(Stored items from a collection)

------------------------------

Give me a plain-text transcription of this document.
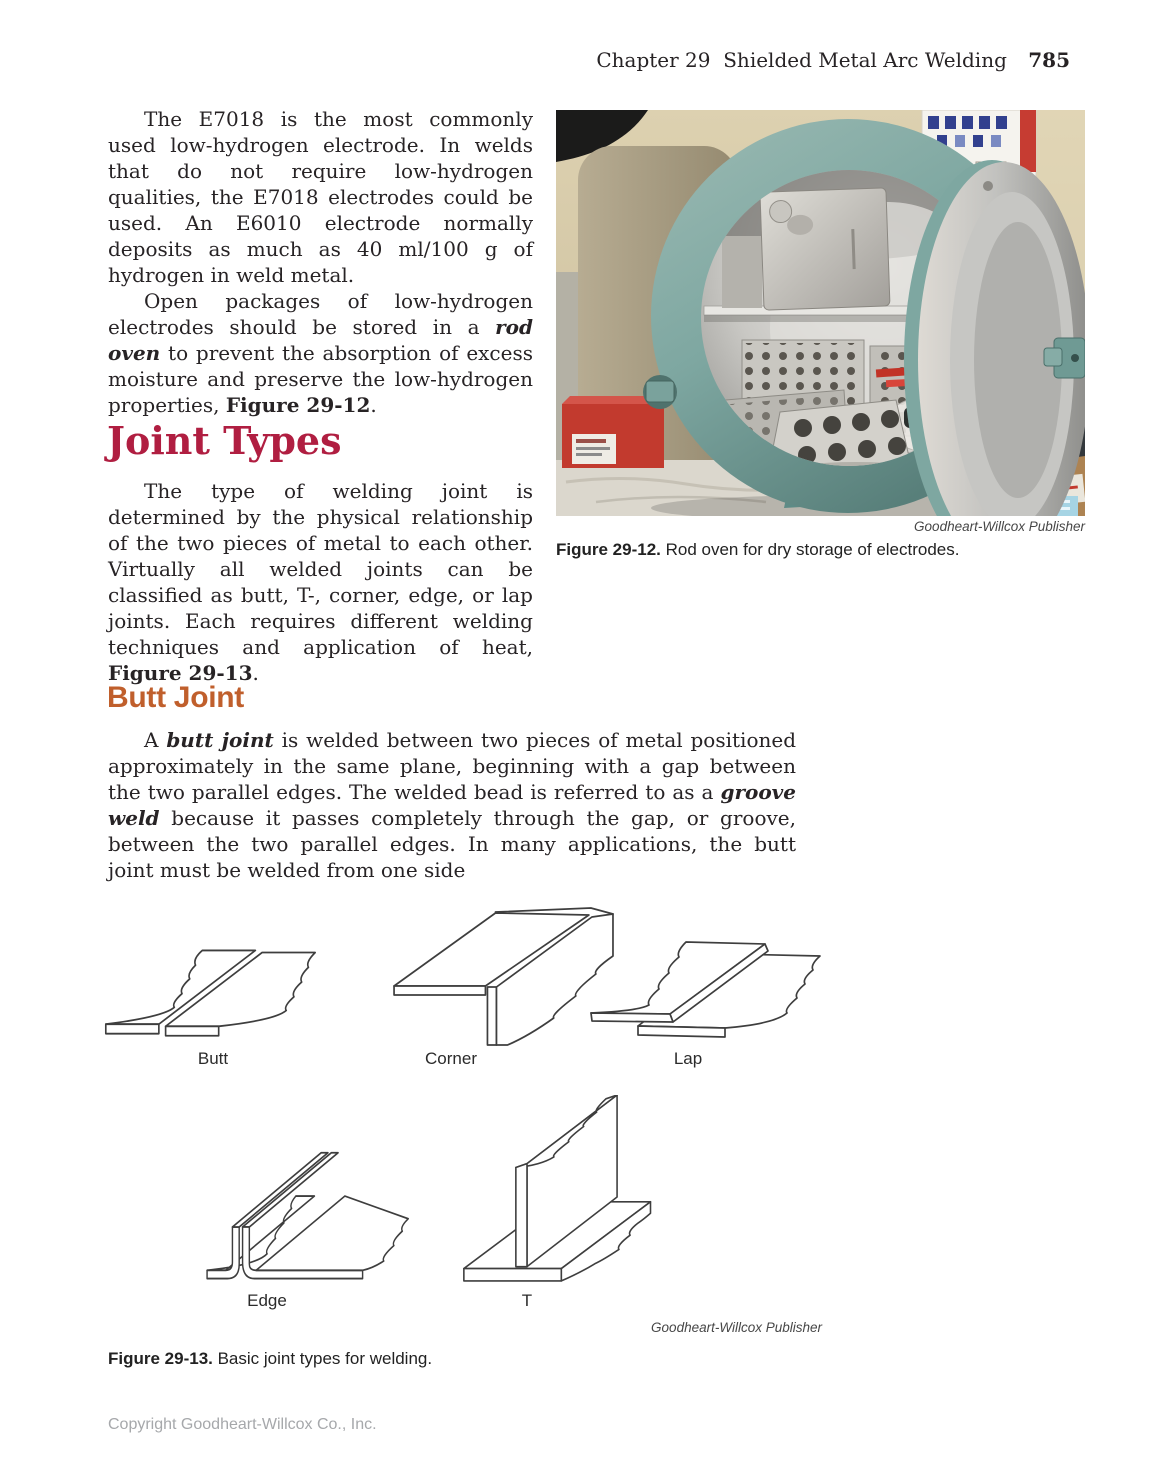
Chapter 29 Shielded Metal Arc Welding 785

The E7018 is the most commonly used low-hydrogen electrode. In welds that do not require low-hydrogen qualities, the E7018 electrodes could be used. An E6010 electrode normally deposits as much as 40 ml/100 g of hydrogen in weld metal.

Open packages of low-hydrogen electrodes should be stored in a rod oven to prevent the absorption of excess moisture and preserve the low-hydrogen properties, Figure 29-12.

Joint Types

The type of welding joint is determined by the physical relationship of the two pieces of metal to each other. Virtually all welded joints can be classified as butt, T-, corner, edge, or lap joints. Each requires different welding techniques and application of heat, Figure 29-13.

Butt Joint

A butt joint is welded between two pieces of metal positioned approximately in the same plane, beginning with a gap between the two parallel edges. The welded bead is referred to as a groove weld because it passes completely through the gap, or groove, between the two parallel edges. In many applications, the butt joint must be welded from one side

Goodheart-Willcox Publisher
Figure 29-12. Rod oven for dry storage of electrodes.
Butt	Corner	Lap
Edge	T
Goodheart-Willcox Publisher
Figure 29-13. Basic joint types for welding.
Copyright Goodheart-Willcox Co., Inc.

------------------------------

Omit the pictures. Output every record above word for word.

Give me a plain-text transcription of this document.
Chapter 29 Shielded Metal Arc Welding 785

The E7018 is the most commonly used low-hydrogen electrode. In welds that do not require low-hydrogen qualities, the E7018 electrodes could be used. An E6010 electrode normally deposits as much as 40 ml/100 g of hydrogen in weld metal.

Open packages of low-hydrogen electrodes should be stored in a rod oven to prevent the absorption of excess moisture and preserve the low-hydrogen properties, Figure 29-12.

Joint Types

The type of welding joint is determined by the physical relationship of the two pieces of metal to each other. Virtually all welded joints can be classified as butt, T-, corner, edge, or lap joints. Each requires different welding techniques and application of heat, Figure 29-13.

Butt Joint

A butt joint is welded between two pieces of metal positioned approximately in the same plane, beginning with a gap between the two parallel edges. The welded bead is referred to as a groove weld because it passes completely through the gap, or groove, between the two parallel edges. In many applications, the butt joint must be welded from one side

Goodheart-Willcox Publisher
Figure 29-12. Rod oven for dry storage of electrodes.
Butt	Corner	Lap
Edge	T
Goodheart-Willcox Publisher
Figure 29-13. Basic joint types for welding.
Copyright Goodheart-Willcox Co., Inc.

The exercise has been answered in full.